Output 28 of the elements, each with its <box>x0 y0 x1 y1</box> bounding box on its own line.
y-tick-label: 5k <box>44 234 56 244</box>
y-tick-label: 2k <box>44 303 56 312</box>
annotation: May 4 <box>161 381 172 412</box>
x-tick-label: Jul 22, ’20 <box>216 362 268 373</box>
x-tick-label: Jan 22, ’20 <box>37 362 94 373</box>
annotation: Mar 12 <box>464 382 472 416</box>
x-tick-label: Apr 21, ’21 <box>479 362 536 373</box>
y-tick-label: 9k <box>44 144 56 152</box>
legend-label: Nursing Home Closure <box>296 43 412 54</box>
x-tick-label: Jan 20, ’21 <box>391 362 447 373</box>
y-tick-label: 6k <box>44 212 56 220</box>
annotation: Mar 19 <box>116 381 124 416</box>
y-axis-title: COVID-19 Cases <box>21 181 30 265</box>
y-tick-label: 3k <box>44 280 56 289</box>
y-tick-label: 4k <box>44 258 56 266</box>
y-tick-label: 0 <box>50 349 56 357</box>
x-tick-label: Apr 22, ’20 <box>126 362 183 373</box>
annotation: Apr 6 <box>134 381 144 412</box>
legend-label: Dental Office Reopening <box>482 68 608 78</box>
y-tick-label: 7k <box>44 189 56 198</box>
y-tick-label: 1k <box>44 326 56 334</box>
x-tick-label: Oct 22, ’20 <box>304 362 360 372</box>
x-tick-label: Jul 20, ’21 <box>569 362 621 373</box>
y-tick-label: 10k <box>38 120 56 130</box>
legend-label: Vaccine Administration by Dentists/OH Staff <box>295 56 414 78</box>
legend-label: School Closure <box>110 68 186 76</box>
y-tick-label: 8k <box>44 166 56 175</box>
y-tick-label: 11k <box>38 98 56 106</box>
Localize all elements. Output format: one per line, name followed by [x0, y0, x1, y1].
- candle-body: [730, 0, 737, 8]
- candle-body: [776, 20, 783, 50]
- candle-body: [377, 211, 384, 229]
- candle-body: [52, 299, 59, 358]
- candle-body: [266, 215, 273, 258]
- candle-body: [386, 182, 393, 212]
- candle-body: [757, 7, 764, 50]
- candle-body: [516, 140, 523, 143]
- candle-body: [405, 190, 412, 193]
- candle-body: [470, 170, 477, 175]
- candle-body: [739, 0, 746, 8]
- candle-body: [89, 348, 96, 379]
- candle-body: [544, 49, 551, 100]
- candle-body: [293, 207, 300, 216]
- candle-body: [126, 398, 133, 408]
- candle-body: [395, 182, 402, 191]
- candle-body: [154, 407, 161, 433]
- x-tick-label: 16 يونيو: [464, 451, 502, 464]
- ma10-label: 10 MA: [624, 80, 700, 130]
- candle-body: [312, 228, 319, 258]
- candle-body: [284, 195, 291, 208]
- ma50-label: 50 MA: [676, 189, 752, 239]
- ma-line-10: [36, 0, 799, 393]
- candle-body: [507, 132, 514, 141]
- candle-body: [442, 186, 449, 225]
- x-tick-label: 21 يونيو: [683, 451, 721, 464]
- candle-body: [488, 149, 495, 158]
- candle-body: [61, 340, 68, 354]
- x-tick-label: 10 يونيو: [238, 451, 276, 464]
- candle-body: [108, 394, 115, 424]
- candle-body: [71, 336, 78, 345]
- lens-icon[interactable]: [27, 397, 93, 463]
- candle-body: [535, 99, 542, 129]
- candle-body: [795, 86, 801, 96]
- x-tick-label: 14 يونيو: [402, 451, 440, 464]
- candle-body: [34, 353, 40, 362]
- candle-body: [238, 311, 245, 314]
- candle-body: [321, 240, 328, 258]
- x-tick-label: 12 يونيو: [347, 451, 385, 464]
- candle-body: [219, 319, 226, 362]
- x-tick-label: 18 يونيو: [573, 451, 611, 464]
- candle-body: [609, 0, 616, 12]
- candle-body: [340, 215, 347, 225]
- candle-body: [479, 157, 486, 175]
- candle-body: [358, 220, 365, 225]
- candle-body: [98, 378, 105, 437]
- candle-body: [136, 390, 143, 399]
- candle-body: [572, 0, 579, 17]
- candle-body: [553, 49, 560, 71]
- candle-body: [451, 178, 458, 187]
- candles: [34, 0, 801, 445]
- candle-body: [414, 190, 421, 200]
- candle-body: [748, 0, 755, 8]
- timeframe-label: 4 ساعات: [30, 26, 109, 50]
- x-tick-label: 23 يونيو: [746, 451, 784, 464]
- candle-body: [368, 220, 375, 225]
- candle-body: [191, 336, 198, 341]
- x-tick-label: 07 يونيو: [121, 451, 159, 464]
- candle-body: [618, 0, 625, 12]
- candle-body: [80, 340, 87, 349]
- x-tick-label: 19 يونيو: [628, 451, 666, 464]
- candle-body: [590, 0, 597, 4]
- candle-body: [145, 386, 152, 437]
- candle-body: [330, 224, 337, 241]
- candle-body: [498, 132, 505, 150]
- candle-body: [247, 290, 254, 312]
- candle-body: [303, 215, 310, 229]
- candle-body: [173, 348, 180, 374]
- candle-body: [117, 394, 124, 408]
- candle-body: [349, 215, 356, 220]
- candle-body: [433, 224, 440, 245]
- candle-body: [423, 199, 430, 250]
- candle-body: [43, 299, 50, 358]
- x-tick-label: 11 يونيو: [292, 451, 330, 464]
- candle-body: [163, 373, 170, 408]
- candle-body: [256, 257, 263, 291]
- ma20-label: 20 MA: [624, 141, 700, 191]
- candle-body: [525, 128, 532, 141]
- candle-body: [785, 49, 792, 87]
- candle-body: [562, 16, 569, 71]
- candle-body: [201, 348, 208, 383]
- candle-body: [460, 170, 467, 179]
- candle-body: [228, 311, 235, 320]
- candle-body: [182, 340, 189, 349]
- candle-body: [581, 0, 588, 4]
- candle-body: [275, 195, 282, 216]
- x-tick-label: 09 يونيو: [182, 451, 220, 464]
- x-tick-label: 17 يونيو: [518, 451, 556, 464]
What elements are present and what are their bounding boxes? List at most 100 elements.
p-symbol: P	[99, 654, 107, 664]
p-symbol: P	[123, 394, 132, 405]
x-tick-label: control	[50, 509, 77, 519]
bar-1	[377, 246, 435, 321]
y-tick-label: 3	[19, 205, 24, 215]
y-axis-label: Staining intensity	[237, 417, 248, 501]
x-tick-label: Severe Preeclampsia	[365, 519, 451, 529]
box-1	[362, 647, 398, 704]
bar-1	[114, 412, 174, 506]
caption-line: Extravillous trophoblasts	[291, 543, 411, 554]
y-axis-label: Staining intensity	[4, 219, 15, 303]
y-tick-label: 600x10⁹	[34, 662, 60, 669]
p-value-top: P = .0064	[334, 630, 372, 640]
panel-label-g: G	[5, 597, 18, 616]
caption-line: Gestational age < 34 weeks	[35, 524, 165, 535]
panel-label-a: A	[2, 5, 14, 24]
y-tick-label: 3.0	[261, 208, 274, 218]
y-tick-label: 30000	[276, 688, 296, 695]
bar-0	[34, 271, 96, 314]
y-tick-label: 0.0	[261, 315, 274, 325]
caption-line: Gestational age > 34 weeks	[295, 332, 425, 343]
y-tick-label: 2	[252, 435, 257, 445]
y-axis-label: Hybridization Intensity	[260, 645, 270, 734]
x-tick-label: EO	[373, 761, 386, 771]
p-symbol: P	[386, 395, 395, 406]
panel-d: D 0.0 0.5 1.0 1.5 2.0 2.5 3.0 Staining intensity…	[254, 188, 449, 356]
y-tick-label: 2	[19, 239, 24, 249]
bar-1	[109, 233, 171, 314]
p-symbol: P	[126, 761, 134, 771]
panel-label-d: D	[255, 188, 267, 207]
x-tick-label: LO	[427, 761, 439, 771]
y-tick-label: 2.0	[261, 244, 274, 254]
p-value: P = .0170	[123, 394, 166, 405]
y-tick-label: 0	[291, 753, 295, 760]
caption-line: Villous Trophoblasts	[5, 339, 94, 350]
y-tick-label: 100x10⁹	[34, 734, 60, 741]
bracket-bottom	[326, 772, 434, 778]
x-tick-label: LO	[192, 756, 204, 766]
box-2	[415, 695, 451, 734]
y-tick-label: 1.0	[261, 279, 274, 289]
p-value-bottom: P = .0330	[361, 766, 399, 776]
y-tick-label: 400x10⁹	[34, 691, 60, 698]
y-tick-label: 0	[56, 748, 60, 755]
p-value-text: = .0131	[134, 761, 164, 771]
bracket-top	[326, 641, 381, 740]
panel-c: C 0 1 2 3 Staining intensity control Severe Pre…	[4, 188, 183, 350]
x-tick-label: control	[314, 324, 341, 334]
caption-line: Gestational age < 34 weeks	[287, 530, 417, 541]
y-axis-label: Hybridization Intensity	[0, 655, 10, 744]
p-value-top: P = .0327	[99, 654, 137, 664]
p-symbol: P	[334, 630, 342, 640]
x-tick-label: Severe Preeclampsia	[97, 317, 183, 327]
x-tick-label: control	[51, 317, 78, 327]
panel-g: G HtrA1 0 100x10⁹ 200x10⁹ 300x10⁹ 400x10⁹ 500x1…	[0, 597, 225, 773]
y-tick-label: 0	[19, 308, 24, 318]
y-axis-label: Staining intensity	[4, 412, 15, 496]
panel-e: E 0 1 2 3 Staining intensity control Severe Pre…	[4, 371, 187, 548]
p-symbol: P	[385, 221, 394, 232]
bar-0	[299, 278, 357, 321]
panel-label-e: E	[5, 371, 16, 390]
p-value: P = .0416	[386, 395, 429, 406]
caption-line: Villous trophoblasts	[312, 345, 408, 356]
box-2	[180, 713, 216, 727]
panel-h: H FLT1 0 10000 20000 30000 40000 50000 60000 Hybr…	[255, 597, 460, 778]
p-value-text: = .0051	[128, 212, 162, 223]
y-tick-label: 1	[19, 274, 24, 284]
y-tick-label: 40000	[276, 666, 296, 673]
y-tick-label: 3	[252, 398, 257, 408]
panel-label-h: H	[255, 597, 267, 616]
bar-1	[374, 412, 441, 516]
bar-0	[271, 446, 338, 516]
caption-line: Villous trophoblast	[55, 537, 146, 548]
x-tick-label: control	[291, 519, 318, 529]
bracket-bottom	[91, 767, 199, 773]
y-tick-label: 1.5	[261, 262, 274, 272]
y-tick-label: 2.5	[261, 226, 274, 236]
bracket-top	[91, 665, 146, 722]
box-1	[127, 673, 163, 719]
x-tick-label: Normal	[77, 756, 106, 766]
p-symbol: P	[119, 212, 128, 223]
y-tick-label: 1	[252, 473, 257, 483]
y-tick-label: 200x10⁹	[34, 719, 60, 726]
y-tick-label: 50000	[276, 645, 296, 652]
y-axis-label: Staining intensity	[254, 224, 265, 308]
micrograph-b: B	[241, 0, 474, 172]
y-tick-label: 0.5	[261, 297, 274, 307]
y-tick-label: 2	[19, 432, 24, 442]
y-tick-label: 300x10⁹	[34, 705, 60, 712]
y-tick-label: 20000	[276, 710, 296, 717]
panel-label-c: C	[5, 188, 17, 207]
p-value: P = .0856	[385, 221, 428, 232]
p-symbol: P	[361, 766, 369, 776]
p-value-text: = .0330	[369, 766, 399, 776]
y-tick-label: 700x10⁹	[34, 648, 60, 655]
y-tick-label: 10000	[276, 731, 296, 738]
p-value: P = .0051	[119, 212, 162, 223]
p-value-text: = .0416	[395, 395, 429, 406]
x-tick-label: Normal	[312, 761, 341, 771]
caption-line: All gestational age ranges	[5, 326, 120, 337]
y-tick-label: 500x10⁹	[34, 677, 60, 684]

▬▬▬▬▬▬▬▬▬▬

• [SHORT TASK]:
Render the entries as a JSON list of strings, one string per line and blank lines omitted, starting at the first line and stopping after the line that contains "x-tick-label: Apr 21, ’21".

• [ANSWER IN FULL]:
[
  "Output 28 of the elements, each with its <box>x0 y0 x1 y1</box> bounding box on its own line.",
  "y-tick-label: 5k <box>44 234 56 244</box>",
  "y-tick-label: 2k <box>44 303 56 312</box>",
  "annotation: May 4 <box>161 381 172 412</box>",
  "x-tick-label: Jul 22, ’20 <box>216 362 268 373</box>",
  "x-tick-label: Jan 22, ’20 <box>37 362 94 373</box>",
  "annotation: Mar 12 <box>464 382 472 416</box>",
  "x-tick-label: Apr 21, ’21 <box>479 362 536 373</box>"
]